§ **DIRECTIVE 1**
Reproduce the part of the tax policy excerpt that begins at the words "Eligiblity for the" and ends after the words "to $30,000 in 2005.".
§ **DIRECTIVE 2**
Which changes does the tax policy excerpt list under its dash headings as elements of President Bush's tax proposal?
§ **DIRECTIVE 3**
Resume the tax policy excerpt after its last sentence.

------ EXTRACT

Fourth, other things equal, long-term estimates are inherently more uncertain than short-term estimates. But the added uncertainty should not lead us to ignore long-term issues, for at least two reasons. First, the serious consequences of a relatively bad long-term outcome should spur a precautionary response from policymakers now (Auerbach and Hassett 2000). Second, over the next 10 years, the primary factor affecting surpluses will be the course of the economy, which as noted above, is uncertain. In contrast, in the longer-term, the demographic pressures that are due to an aging population are far more certain to occur.

F. Implications for the tax policy debate

These findings suggest some useful lessons for the current debate about how to allocate the surplus. The virtually exclusive emphasis given to baseline 10-year budget projections in current fiscal policy debates is inappropriate. The baseline forecast suggests the availability of trillions of dollars for tax cuts or new spending, but is based on a particular set of views of what constitutes current policy. Fiscal responsibility and plausible notions of current policy reduce the available 10-year surplus to between $1.0 and $1.7 trillion.

Despite the recent strong improvement in the government’s fiscal position, there is still a long-term imbalance. This imbalance is a “future” problem only insofar as our budget accounting rules ignore the existence of liabilities already accrued.

Given this long-term imbalance, the fiscal climate may be more troubling now than in previous years. The short-term surplus and the decline in the long-term fiscal gap are no doubt improvements, but fiscal discipline may be especially difficult to impose under current conditions. In the 1980s and early 1990s, when the country faced both short-term and long-term deficits, the short-term deficits helped focus attention in a way that also helped reduce long-term gaps. Today, the United States faces the same trade-off between current and future generations as in earlier decades, and it is still confronting a long-term shortfall. But the current policy discussion focuses on ways to use the surplus that would likely exacerbate the long-term situation.

2. President Bush’s Tax Proposals

President Bush’s tax proposal contains several major elements, and is phased in gradually over time (Bush-Cheney 2000, JCT 2000a). The most important elements, listed in order of their revenue cost when fully phased in, are:

—Reduce the highest income tax rates

By 2006, tax rates in the 39.6 and 36 percent brackets would fall to 33 percent, and rates in the 31 and 28 percent brackets would fall to 25 percent.

—Abolish the estate tax

The estate tax would be reduced gradually and then abolished in 2009. It is unclear whether any changes in the taxation of capital gains at death would occur

—Create a new 10 percent tax bracket

The first $6,000 of taxable income for singles and $12,000 for married couples would be taxed at 10 percent rather than 15 percent.

—Expand the child credit to high-income households, reduce the phase-out rate, and double the credit amount.

Eligiblity for the full credit would be extended to all taxpayers with income below $200,000 (up from $110,000 for married couples and $75,000 for singles, currently), the phase-out rate would fall from 5 percent to 2 percent, and credit would double to $1,000. The credit would remain non-refundable.

—Allow a two-earner deduction

Allow a 10 percent deduction for the earnings of the lower-earning spouse in a two-earner family. The maximum deduction would start at $12,000 in 2002 and rise to $30,000 in 2005.

------------
------ RECORDS

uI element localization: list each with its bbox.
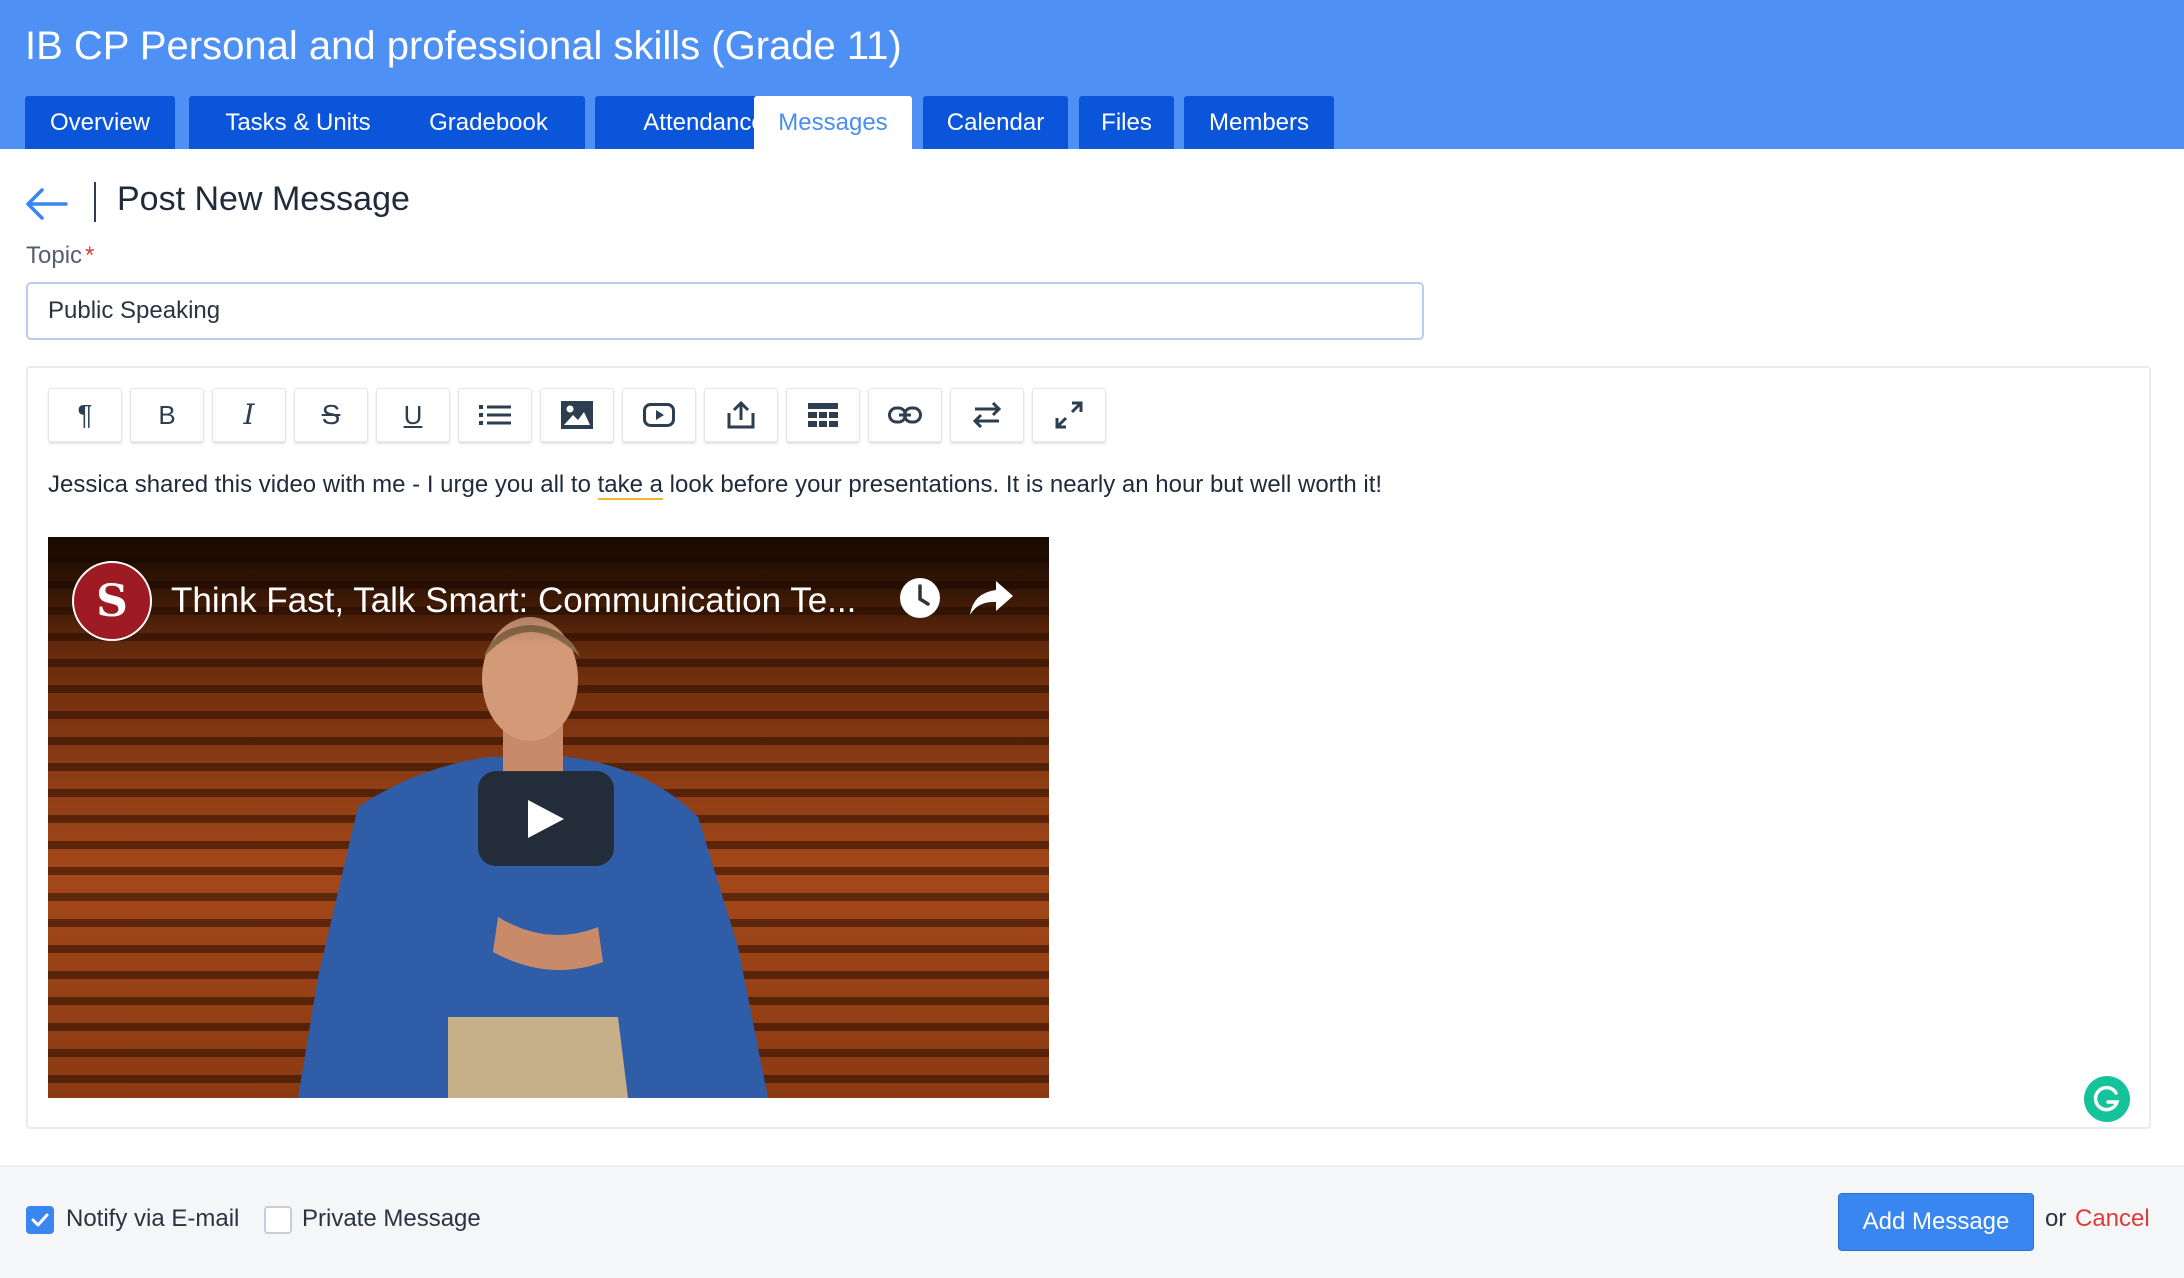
pilcrow-icon: ¶ (77, 399, 93, 430)
notify-email-label[interactable]: Notify via E-mail (66, 1205, 239, 1233)
upload-file-button[interactable] (704, 388, 778, 442)
expand-icon (1055, 401, 1083, 429)
or-text: or (2045, 1205, 2067, 1232)
insert-link-button[interactable] (868, 388, 942, 442)
underline-button[interactable]: U (376, 388, 450, 442)
tab-messages[interactable]: Messages (754, 96, 912, 149)
insert-video-button[interactable] (622, 388, 696, 442)
topic-label-text: Topic (26, 242, 83, 269)
play-button[interactable] (478, 771, 614, 866)
stanford-business-logo[interactable]: S (72, 561, 152, 641)
tab-gradebook[interactable]: Gradebook (392, 96, 585, 149)
tab-calendar[interactable]: Calendar (923, 96, 1068, 149)
page-title: Post New Message (117, 180, 410, 218)
list-icon (479, 405, 511, 425)
italic-button[interactable]: I (212, 388, 286, 442)
upload-icon (727, 401, 755, 429)
body-text-part: Jessica shared this video with me - I ur… (48, 471, 598, 498)
bold-icon: B (158, 400, 176, 430)
cancel-link[interactable]: Cancel (2075, 1205, 2150, 1233)
bold-button[interactable]: B (130, 388, 204, 442)
notify-email-checkbox[interactable] (26, 1206, 54, 1234)
private-message-label[interactable]: Private Message (302, 1205, 481, 1233)
tab-files[interactable]: Files (1079, 96, 1174, 149)
image-icon (561, 401, 593, 429)
message-body-text[interactable]: Jessica shared this video with me - I ur… (48, 471, 1383, 500)
private-message-checkbox[interactable] (264, 1206, 292, 1234)
strikethrough-icon: S (321, 399, 341, 430)
required-mark: * (85, 242, 95, 269)
add-message-button[interactable]: Add Message (1838, 1193, 2034, 1251)
checkmark-icon (31, 1213, 49, 1227)
italic-icon: I (243, 398, 255, 431)
topic-input[interactable] (26, 282, 1424, 340)
form-footer: Notify via E-mail Private Message Add Me… (0, 1165, 2184, 1278)
swap-arrows-icon (972, 402, 1002, 428)
table-icon (808, 403, 838, 427)
message-editor[interactable]: ¶ B I S U Jessica shared this video with… (26, 366, 2151, 1129)
tab-overview[interactable]: Overview (25, 96, 175, 149)
play-icon (528, 800, 564, 838)
body-text-part: look before your presentations. It is ne… (662, 471, 1383, 498)
paragraph-format-button[interactable]: ¶ (48, 388, 122, 442)
text-direction-button[interactable] (950, 388, 1024, 442)
strikethrough-button[interactable]: S (294, 388, 368, 442)
tab-tasks-units[interactable]: Tasks & Units (189, 96, 407, 149)
insert-table-button[interactable] (786, 388, 860, 442)
heading-divider (94, 182, 96, 222)
video-title[interactable]: Think Fast, Talk Smart: Communication Te… (171, 581, 856, 621)
course-title: IB CP Personal and professional skills (… (25, 24, 902, 68)
list-button[interactable] (458, 388, 532, 442)
fullscreen-button[interactable] (1032, 388, 1106, 442)
link-icon (888, 406, 922, 424)
course-header: IB CP Personal and professional skills (… (0, 0, 2184, 149)
underline-icon: U (403, 400, 423, 430)
topic-label: Topic * (26, 242, 94, 270)
share-arrow-icon[interactable] (968, 579, 1014, 617)
grammarly-icon[interactable] (2084, 1076, 2130, 1122)
video-icon (643, 403, 675, 427)
embedded-video[interactable]: S Think Fast, Talk Smart: Communication … (48, 537, 1049, 1098)
spelling-flag[interactable]: take a (597, 471, 663, 500)
clock-icon[interactable] (898, 576, 942, 620)
arrow-left-icon[interactable] (24, 184, 68, 224)
insert-image-button[interactable] (540, 388, 614, 442)
tab-members[interactable]: Members (1184, 96, 1334, 149)
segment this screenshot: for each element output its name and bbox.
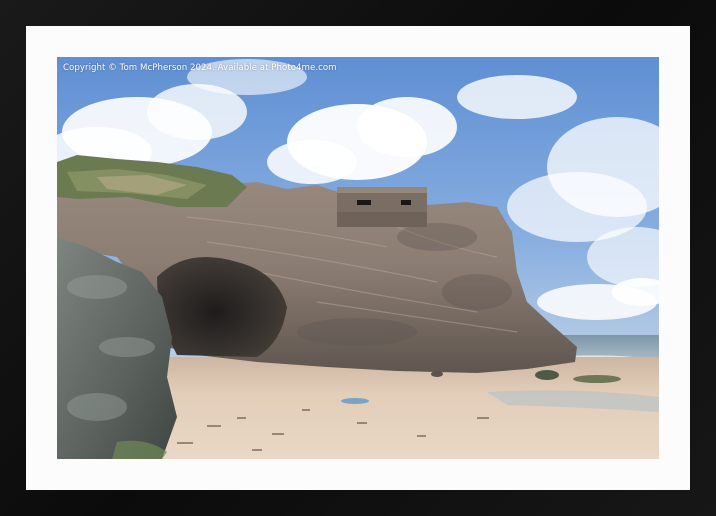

------------

§ **TASK OUTPUT 1**
Eligiblity for the full credit would be extended to all taxpayers with income below $200,000 (up from $110,000 for married couples and $75,000 for singles, currently), the phase-out rate would fall from 5 percent to 2 percent, and credit would double to $1,000. The credit would remain non-refundable.

—Allow a two-earner deduction

Allow a 10 percent deduction for the earnings of the lower-earning spouse in a two-earner family. The maximum deduction would start at $12,000 in 2002 and rise to $30,000 in 2005.

§ **TASK OUTPUT 2**
- Reduce the highest income tax rates
- Abolish the estate tax
- Create a new 10 percent tax bracket
- Expand the child credit to high-income households, reduce the phase-out rate, and double the credit amount
- Allow a two-earner deduction

§ **TASK OUTPUT 3**
Other components include allowing a charitable contributions deduction for households that do not itemize, allowing individuals aged 55 and over to make penalty-free withdrawals from their IRAs to make charitable contributions, raising the cap on corporate charitable contributions from 10 percent to 15 percent of taxable income, expanding the limits and uses of educational IRAs, and permanently extending the credit for research and development.

The Joint Committee on Taxation (2000b) has estimated that if the Bush plan were enacted, approximately 27 million taxpayers would face, or be affected by, the AMT by 2010. This is 12 million more than the 15 million that would be placed under the AMT under current law. The Bush administration has acknowledged that the AMT creates a problem for the proposed tax cut. Indeed, the tax program on the Bush campaign web site (where voters could calculate how much of a tax cut they would receive under Bush’s plan) did not allow for the AMT to reduce anyone’s tax cut, and thus implicitly assumed that an AMT fix was a de facto part of the Bush plan. For all of these reasons, I include the necessary AMT adjustments as part of the Bush plan. To be clear, these adjustments would merely undo the increase in AMT taxpayers due to the Bush plan. They would not address the increase in AMT taxpayers that is expected to occur under current law even in the absence of tax changes.

3. Evaluating the President’s Tax Proposals

The justifications for a tax cut are a crucial part of the proposal, for at least two reasons. First, the goals themselves might be criticized. For example, trying to use a tax cut to prevent the economy from falling into a recession may not be an achievable goal, and thus may not be worth pursuing. Second, the goals may be laudable, but proposed tax cuts might not achieve the goals very effectively. For example, fighting a current recession with a tax cut that is substantially delayed would not be very effective.

More generally, different justifications naturally lead to consideration of different policies, and the appropriate size, timing, and distribution of tax cuts depends on the justifications put forth. The justification given must pass two tests: it must justify a tax cut in general, and it must justify the particular cut that is being proposed.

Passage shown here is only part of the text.